··· Input
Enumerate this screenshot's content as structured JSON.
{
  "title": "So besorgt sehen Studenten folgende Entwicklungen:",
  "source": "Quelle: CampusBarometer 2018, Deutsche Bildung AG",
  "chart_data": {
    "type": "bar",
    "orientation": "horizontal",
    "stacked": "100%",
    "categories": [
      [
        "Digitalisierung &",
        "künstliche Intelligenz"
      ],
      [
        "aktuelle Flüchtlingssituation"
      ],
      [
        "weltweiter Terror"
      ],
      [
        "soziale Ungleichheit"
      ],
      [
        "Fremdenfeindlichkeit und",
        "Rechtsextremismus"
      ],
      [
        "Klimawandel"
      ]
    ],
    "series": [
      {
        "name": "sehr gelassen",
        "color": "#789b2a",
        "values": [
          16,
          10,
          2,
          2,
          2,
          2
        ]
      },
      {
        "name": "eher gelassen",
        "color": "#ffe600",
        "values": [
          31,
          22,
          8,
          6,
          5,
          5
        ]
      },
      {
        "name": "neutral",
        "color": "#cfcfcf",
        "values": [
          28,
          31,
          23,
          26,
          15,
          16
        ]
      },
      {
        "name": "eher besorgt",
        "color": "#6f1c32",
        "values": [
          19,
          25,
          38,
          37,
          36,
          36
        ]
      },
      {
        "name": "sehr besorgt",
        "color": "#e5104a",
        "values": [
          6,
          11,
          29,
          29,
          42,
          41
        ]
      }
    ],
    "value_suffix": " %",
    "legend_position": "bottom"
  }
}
······
··· Input
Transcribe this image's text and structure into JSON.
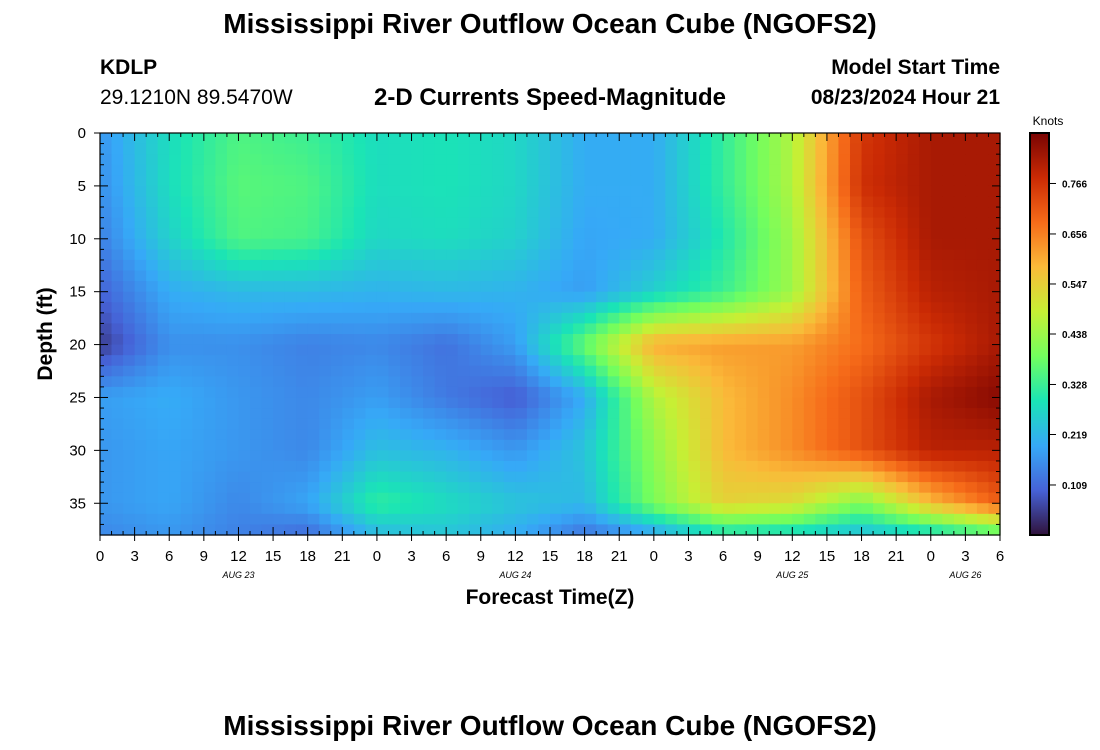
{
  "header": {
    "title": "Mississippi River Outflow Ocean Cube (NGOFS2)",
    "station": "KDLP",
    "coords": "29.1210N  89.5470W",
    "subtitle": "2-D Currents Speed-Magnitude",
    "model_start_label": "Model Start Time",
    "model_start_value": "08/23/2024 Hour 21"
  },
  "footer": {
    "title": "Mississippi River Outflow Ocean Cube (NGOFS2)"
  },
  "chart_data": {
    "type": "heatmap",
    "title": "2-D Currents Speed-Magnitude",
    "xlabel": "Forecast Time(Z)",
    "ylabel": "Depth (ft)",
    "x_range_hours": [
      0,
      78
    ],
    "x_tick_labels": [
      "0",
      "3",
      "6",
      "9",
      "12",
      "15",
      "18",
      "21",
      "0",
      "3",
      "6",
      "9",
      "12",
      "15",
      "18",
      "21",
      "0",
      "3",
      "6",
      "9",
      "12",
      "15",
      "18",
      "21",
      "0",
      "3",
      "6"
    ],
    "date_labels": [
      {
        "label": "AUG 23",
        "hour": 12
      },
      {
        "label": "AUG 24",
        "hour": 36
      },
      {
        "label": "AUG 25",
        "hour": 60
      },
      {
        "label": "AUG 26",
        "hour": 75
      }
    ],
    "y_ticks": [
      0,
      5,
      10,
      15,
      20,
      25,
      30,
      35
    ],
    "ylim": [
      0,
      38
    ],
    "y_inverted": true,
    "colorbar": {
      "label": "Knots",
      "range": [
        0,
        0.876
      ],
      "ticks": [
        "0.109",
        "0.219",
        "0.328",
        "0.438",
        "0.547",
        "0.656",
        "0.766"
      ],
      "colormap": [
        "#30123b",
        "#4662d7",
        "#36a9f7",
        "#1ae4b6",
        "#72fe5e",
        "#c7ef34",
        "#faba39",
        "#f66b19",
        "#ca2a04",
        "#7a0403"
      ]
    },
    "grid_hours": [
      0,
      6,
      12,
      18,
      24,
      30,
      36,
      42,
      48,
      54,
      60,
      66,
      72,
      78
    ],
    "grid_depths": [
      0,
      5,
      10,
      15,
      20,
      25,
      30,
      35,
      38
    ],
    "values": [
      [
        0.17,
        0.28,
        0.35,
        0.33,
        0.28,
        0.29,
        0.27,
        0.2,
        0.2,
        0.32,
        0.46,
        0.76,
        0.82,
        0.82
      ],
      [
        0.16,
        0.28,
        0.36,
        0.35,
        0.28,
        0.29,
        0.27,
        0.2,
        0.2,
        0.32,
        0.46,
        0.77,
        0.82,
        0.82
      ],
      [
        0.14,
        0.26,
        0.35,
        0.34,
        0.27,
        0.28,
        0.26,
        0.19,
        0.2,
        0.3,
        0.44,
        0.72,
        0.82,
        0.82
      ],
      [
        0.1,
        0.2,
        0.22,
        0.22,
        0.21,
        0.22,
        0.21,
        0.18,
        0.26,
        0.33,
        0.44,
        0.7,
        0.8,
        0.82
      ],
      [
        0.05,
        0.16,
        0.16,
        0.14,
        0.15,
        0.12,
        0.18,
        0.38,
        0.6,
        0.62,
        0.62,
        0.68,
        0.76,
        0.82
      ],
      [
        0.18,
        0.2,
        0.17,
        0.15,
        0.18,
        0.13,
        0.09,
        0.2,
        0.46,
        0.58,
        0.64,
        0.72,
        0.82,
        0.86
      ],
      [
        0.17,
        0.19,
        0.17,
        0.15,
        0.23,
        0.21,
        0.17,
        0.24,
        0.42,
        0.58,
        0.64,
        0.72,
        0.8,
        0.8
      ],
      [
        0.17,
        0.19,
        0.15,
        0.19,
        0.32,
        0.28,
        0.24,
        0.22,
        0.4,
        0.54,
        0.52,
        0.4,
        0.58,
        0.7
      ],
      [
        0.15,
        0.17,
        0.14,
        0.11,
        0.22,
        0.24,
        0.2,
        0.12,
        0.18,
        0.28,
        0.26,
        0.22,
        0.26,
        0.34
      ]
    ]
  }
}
······
- What the exercise asks
Find the lines above that include the string "gelassen" and copy them.

- Problem solution
        "name": "sehr gelassen",
        "name": "eher gelassen",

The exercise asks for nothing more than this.